### PROBLEM REQUIREMENTS
Find each line containing the string "hasil" and return it.

### MATERIAL TO PROCESS
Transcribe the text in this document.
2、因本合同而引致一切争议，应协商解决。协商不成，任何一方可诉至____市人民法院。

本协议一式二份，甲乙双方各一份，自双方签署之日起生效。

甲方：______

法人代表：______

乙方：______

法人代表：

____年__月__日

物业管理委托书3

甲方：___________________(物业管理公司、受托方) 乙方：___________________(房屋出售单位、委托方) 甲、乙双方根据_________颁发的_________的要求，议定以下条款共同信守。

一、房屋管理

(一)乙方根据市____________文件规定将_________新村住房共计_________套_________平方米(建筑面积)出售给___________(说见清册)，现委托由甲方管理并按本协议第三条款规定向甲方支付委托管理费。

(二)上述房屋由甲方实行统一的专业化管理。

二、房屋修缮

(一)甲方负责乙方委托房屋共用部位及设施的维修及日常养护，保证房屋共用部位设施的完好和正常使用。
...
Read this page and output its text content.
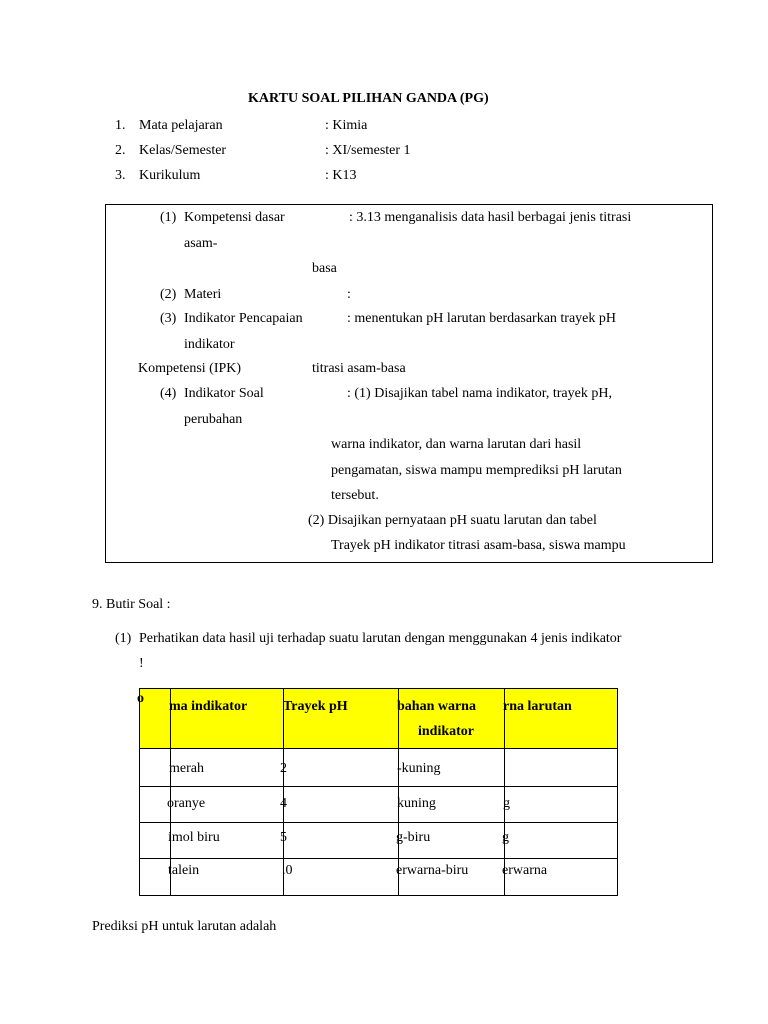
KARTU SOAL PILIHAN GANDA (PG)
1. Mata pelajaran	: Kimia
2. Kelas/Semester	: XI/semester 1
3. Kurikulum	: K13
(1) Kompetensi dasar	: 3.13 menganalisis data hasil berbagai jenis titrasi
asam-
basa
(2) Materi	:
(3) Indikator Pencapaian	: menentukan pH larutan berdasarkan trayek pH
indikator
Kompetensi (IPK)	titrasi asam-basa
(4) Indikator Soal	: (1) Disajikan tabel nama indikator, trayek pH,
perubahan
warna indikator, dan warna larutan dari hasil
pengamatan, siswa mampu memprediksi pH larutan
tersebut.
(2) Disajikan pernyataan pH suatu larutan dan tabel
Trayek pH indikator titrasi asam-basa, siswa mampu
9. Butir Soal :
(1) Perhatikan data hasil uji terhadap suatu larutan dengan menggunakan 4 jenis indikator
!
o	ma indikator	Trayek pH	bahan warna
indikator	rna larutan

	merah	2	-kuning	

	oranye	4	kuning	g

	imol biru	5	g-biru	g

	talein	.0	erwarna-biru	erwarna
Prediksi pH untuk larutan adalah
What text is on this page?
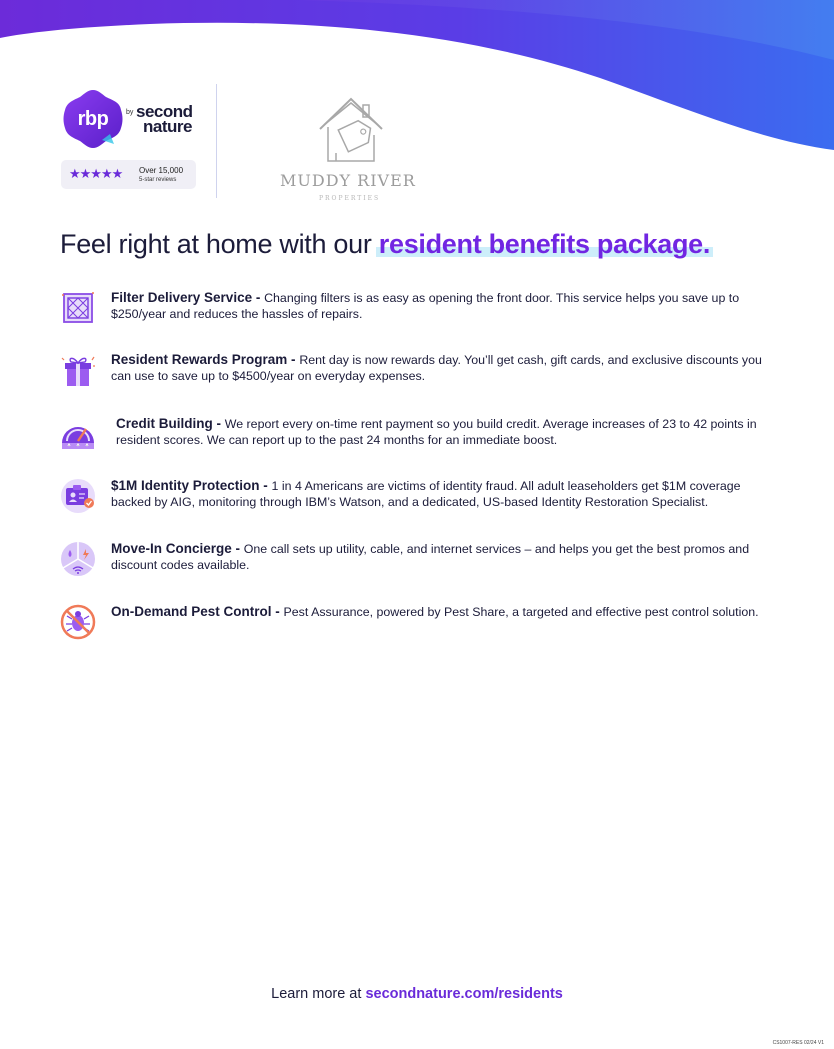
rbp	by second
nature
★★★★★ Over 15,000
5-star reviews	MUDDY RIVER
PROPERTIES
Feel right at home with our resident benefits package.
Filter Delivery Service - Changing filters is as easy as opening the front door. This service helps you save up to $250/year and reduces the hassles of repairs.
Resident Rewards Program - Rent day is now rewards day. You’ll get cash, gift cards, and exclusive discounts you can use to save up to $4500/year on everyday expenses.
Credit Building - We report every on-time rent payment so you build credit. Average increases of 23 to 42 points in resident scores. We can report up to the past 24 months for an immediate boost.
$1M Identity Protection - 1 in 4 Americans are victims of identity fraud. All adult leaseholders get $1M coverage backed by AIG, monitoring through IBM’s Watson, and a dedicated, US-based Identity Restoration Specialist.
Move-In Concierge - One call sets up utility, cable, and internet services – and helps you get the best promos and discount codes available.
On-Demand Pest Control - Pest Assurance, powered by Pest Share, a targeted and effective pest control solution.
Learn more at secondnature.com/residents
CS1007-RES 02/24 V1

### EXERCISE OUTPUT
(1) Kompetensi dasar	: 3.13 menganalisis data hasil berbagai jenis titrasi
warna indikator, dan warna larutan dari hasil
(1) Perhatikan data hasil uji terhadap suatu larutan dengan menggunakan 4 jenis indikator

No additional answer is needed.